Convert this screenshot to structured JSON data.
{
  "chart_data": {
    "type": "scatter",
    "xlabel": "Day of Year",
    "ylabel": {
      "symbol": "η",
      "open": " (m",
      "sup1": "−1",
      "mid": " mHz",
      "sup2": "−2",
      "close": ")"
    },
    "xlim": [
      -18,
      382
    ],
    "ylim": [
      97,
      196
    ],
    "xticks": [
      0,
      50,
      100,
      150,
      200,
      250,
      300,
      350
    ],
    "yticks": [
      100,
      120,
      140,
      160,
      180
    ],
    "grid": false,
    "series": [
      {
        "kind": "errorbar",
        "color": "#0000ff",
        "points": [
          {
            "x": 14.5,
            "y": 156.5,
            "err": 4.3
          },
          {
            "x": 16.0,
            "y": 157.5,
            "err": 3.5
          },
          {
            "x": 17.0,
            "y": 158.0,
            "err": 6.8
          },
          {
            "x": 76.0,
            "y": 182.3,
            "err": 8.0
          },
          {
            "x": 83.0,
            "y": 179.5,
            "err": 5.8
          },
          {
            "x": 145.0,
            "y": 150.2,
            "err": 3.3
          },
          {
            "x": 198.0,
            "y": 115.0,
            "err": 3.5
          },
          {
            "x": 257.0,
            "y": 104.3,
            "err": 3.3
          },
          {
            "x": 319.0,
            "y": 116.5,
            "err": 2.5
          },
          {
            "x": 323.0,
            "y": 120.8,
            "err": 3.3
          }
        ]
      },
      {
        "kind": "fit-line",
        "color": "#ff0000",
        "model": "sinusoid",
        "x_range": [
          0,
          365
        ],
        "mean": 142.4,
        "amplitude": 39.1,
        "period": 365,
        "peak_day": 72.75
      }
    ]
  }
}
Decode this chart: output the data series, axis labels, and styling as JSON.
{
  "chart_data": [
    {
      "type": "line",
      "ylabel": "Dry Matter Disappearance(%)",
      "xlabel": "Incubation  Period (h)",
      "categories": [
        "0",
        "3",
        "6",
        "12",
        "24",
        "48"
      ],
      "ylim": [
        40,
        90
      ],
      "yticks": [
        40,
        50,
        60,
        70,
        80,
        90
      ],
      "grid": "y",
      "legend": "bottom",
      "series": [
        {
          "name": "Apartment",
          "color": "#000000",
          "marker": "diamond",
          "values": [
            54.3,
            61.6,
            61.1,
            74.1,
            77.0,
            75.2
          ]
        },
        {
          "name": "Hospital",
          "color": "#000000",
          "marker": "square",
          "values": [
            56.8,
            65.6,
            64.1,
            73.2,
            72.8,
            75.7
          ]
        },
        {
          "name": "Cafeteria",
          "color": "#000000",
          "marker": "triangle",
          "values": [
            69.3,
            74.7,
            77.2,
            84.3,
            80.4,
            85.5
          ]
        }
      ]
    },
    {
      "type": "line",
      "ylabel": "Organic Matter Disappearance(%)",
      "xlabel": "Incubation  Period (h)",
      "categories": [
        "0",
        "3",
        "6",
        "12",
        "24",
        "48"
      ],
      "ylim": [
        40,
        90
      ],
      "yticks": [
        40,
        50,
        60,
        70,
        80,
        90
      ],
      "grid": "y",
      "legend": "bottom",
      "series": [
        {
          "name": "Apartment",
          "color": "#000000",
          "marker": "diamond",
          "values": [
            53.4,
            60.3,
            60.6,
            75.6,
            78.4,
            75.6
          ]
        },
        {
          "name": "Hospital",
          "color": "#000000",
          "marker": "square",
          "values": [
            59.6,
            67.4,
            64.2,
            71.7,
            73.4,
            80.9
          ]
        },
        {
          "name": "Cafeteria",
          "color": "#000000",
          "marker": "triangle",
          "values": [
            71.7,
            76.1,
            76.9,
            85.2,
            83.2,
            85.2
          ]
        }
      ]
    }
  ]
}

## Task goal:
Copy every line above that includes the string "this".

## Final answer:
Convert this screenshot to structured JSON data.
Decode this chart: output the data series, axis labels, and styling as JSON.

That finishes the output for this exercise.